◆ **DATASET ENTRIES**:

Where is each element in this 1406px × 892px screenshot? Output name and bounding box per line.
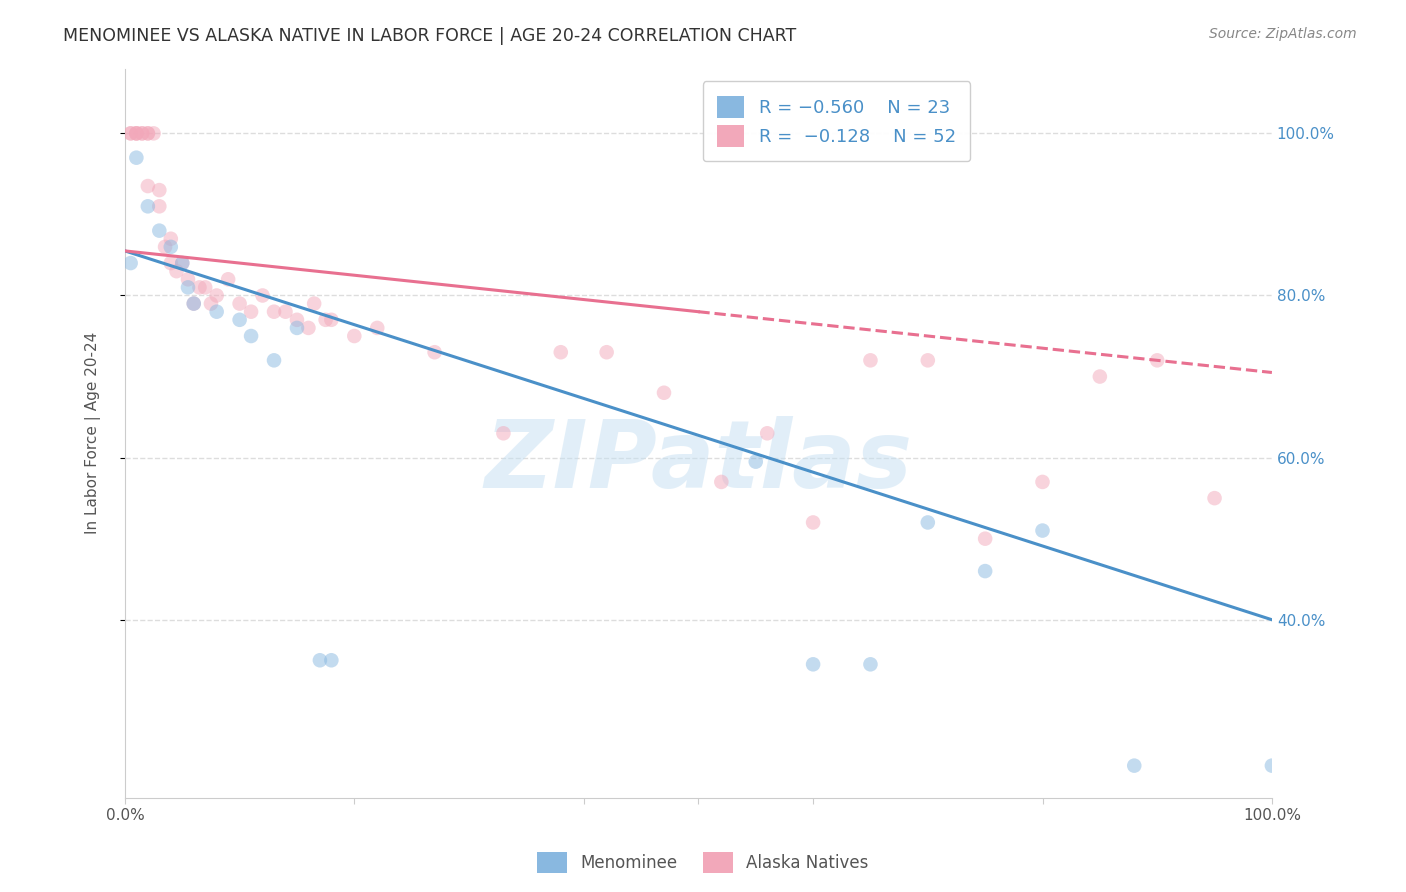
Point	[745, 455, 768, 469]
Point	[188, 280, 211, 294]
Point	[120, 127, 142, 141]
Point	[228, 296, 250, 310]
Point	[240, 304, 263, 318]
Text: ZIPatlas: ZIPatlas	[484, 417, 912, 508]
Point	[321, 313, 343, 327]
Point	[131, 127, 153, 141]
Point	[159, 240, 181, 254]
Point	[159, 256, 181, 270]
Point	[801, 516, 824, 530]
Point	[710, 475, 733, 489]
Point	[492, 426, 515, 441]
Text: MENOMINEE VS ALASKA NATIVE IN LABOR FORCE | AGE 20-24 CORRELATION CHART: MENOMINEE VS ALASKA NATIVE IN LABOR FORC…	[63, 27, 797, 45]
Point	[252, 288, 274, 302]
Point	[136, 127, 159, 141]
Y-axis label: In Labor Force | Age 20-24: In Labor Force | Age 20-24	[86, 332, 101, 534]
Point	[177, 280, 200, 294]
Point	[1261, 758, 1284, 772]
Point	[131, 127, 153, 141]
Point	[1088, 369, 1111, 384]
Point	[263, 304, 285, 318]
Point	[136, 179, 159, 194]
Point	[652, 385, 675, 400]
Point	[205, 304, 228, 318]
Point	[974, 532, 997, 546]
Point	[125, 127, 148, 141]
Point	[183, 296, 205, 310]
Point	[148, 183, 170, 197]
Point	[297, 321, 319, 335]
Point	[228, 313, 250, 327]
Legend: Menominee, Alaska Natives: Menominee, Alaska Natives	[530, 846, 876, 880]
Point	[125, 127, 148, 141]
Point	[148, 224, 170, 238]
Point	[194, 280, 217, 294]
Point	[200, 296, 222, 310]
Point	[1031, 475, 1053, 489]
Point	[343, 329, 366, 343]
Point	[321, 653, 343, 667]
Point	[859, 353, 882, 368]
Point	[205, 288, 228, 302]
Point	[172, 256, 194, 270]
Point	[1123, 758, 1146, 772]
Legend: R = −0.560    N = 23, R =  −0.128    N = 52: R = −0.560 N = 23, R = −0.128 N = 52	[703, 81, 970, 161]
Point	[917, 353, 939, 368]
Point	[595, 345, 617, 359]
Text: Source: ZipAtlas.com: Source: ZipAtlas.com	[1209, 27, 1357, 41]
Point	[285, 321, 308, 335]
Point	[120, 256, 142, 270]
Point	[183, 296, 205, 310]
Point	[120, 127, 142, 141]
Point	[423, 345, 446, 359]
Point	[302, 296, 325, 310]
Point	[309, 653, 332, 667]
Point	[1031, 524, 1053, 538]
Point	[1204, 491, 1226, 505]
Point	[166, 264, 188, 278]
Point	[136, 199, 159, 213]
Point	[153, 240, 176, 254]
Point	[125, 151, 148, 165]
Point	[315, 313, 337, 327]
Point	[801, 657, 824, 672]
Point	[550, 345, 572, 359]
Point	[125, 127, 148, 141]
Point	[859, 657, 882, 672]
Point	[1146, 353, 1168, 368]
Point	[263, 353, 285, 368]
Point	[177, 272, 200, 286]
Point	[159, 232, 181, 246]
Point	[136, 127, 159, 141]
Point	[217, 272, 239, 286]
Point	[172, 256, 194, 270]
Point	[756, 426, 779, 441]
Point	[917, 516, 939, 530]
Point	[148, 199, 170, 213]
Point	[366, 321, 388, 335]
Point	[142, 127, 165, 141]
Point	[274, 304, 297, 318]
Point	[240, 329, 263, 343]
Point	[285, 313, 308, 327]
Point	[974, 564, 997, 578]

◆ **EXERCISE REQUIREMENTS**:
Report every line in the records that contains the word "Text", copying each such line in full.

◆ **IN RESPONSE**:
Text: ZIPatlas: ZIPatlas	[484, 417, 912, 508]
Text: MENOMINEE VS ALASKA NATIVE IN LABOR FORCE | AGE 20-24 CORRELATION CHART: MENOMINEE VS ALASKA NATIVE IN LABOR FORC…	[63, 27, 797, 45]
Text: Source: ZipAtlas.com: Source: ZipAtlas.com	[1209, 27, 1357, 41]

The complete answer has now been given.